What is being asked
Take each line that has the word "가장자리" and return it.

Data for the task
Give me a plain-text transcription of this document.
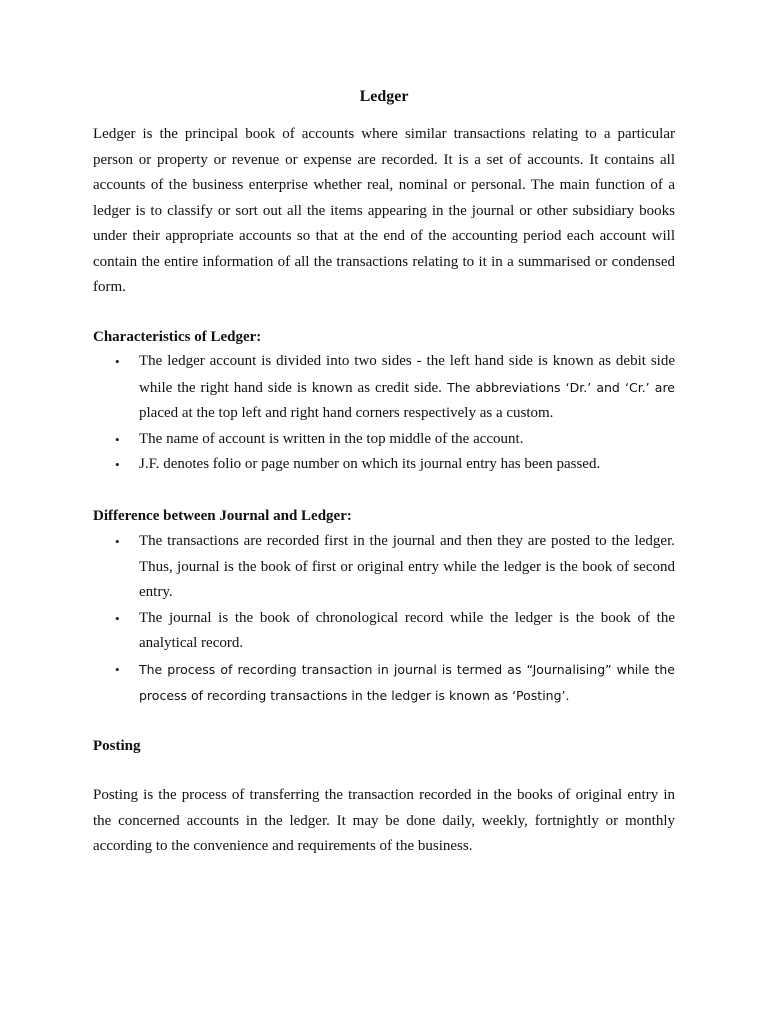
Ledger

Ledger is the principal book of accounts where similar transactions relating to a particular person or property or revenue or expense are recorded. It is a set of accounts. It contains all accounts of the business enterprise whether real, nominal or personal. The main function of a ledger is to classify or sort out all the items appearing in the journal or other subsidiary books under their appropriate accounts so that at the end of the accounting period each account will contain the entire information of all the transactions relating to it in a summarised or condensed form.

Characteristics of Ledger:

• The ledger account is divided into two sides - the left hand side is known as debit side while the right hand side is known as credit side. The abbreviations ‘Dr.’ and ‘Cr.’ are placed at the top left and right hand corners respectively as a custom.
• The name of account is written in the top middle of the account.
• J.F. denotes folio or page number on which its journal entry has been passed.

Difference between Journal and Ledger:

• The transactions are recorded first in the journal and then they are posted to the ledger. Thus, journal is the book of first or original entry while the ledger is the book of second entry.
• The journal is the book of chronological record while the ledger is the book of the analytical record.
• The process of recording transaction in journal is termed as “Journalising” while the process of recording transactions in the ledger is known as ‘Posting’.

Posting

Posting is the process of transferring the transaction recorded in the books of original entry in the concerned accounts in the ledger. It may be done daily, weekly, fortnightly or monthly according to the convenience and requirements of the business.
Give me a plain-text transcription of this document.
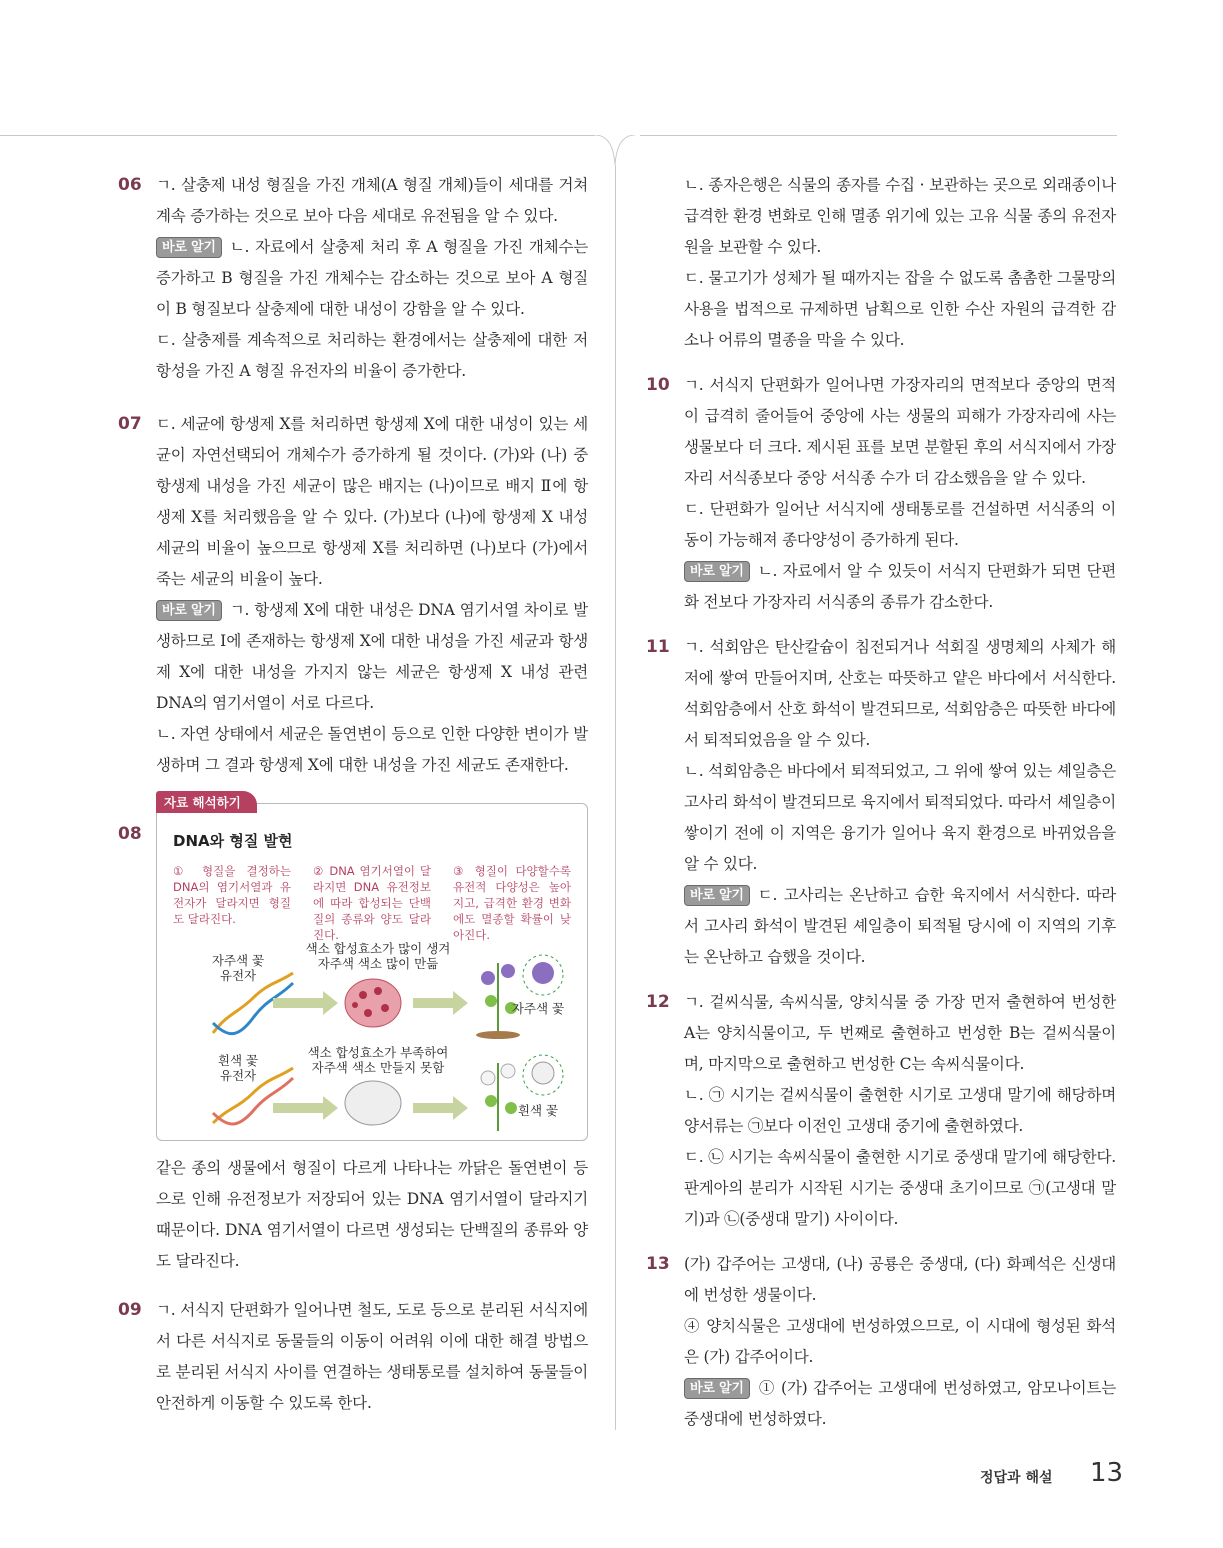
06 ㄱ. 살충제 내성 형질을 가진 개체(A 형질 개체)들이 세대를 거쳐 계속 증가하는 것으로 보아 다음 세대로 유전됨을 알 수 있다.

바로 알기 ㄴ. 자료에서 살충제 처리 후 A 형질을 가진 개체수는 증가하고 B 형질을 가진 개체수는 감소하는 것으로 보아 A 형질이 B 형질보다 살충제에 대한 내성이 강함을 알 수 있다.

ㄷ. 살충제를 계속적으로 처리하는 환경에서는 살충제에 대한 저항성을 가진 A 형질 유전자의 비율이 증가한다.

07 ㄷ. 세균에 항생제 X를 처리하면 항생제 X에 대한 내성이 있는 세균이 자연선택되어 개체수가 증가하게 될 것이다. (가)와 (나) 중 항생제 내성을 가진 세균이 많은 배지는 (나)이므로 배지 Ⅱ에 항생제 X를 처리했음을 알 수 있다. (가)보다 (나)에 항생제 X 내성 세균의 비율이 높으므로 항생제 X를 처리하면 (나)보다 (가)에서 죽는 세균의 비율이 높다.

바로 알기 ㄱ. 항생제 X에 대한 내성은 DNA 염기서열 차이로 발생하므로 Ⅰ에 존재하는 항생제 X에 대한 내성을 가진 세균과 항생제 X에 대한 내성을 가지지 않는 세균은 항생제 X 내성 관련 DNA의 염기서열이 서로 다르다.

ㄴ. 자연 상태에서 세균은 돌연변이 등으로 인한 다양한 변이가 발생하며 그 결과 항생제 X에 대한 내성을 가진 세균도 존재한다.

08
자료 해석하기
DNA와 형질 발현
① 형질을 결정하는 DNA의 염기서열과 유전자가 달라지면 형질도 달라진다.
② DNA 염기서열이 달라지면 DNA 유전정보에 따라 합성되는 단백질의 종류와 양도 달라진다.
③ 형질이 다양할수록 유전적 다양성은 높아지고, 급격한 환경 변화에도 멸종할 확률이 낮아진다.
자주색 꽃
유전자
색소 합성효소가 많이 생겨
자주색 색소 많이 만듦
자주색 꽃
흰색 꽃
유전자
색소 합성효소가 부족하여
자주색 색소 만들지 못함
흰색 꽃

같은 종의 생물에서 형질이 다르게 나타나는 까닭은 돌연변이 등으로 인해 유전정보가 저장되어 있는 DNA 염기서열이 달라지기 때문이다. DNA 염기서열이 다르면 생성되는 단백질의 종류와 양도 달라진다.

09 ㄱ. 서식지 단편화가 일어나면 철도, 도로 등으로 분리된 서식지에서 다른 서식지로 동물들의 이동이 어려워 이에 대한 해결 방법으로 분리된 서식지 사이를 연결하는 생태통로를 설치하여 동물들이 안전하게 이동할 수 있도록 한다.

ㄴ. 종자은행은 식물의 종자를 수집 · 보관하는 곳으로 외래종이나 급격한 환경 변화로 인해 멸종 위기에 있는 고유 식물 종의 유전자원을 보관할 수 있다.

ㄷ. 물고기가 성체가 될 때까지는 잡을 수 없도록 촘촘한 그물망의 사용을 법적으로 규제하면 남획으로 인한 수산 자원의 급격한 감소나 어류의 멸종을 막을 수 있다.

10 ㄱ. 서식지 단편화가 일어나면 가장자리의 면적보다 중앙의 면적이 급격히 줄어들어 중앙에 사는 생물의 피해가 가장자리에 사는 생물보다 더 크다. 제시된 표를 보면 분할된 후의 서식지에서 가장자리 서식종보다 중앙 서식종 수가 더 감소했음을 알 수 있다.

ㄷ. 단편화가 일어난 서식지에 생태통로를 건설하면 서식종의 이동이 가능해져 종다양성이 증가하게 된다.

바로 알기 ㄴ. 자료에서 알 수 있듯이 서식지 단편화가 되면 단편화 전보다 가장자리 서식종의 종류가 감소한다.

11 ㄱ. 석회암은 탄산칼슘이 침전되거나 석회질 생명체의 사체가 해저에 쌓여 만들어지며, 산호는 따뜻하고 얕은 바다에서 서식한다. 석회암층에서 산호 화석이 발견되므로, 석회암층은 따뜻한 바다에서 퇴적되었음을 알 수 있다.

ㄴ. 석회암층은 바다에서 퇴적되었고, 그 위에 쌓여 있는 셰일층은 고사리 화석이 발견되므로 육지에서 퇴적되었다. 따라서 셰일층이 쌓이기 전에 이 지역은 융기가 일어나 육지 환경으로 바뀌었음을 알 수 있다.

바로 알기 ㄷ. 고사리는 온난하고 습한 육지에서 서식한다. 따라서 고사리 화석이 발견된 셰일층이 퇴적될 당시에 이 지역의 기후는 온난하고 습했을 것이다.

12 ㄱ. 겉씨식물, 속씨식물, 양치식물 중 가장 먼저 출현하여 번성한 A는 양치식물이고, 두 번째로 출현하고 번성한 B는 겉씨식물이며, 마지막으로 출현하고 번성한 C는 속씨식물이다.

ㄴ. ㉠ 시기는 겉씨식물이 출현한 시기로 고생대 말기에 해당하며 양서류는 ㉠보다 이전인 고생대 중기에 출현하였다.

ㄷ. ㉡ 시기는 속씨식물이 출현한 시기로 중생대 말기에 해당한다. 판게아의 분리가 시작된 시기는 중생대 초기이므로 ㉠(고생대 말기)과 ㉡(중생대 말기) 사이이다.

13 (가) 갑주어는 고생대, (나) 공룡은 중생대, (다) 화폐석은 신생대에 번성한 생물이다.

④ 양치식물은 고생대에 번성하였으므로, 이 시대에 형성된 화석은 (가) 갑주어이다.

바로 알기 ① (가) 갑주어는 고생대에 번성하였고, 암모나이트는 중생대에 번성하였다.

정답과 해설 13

--

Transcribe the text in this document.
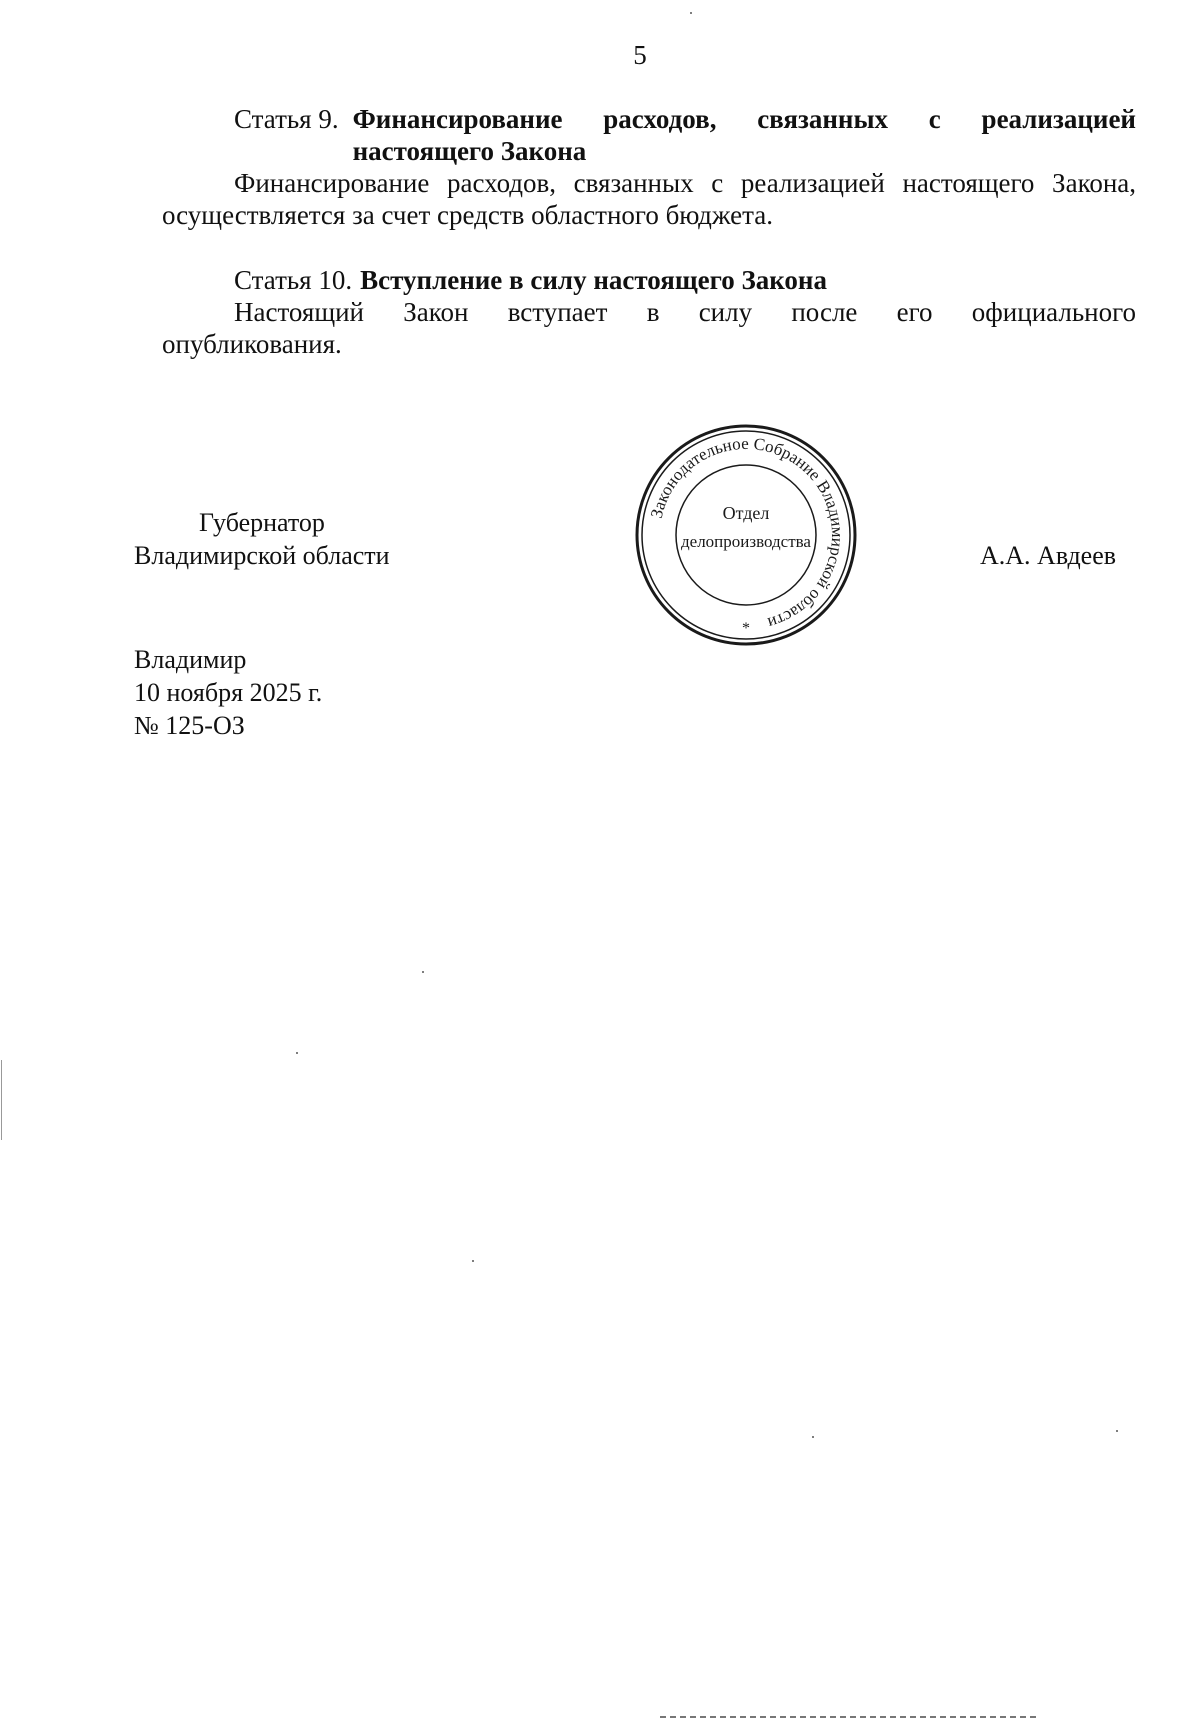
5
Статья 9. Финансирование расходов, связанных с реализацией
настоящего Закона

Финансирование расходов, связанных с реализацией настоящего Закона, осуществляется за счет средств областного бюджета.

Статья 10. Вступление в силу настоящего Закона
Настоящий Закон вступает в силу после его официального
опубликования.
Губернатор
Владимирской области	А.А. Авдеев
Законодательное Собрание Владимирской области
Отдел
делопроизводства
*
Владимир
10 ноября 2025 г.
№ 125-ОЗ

Final answer
10 ㄱ. 서식지 단편화가 일어나면 가장자리의 면적보다 중앙의 면적이 급격히 줄어들어 중앙에 사는 생물의 피해가 가장자리에 사는 생물보다 더 크다. 제시된 표를 보면 분할된 후의 서식지에서 가장자리 서식종보다 중앙 서식종 수가 더 감소했음을 알 수 있다.
바로 알기 ㄴ. 자료에서 알 수 있듯이 서식지 단편화가 되면 단편화 전보다 가장자리 서식종의 종류가 감소한다.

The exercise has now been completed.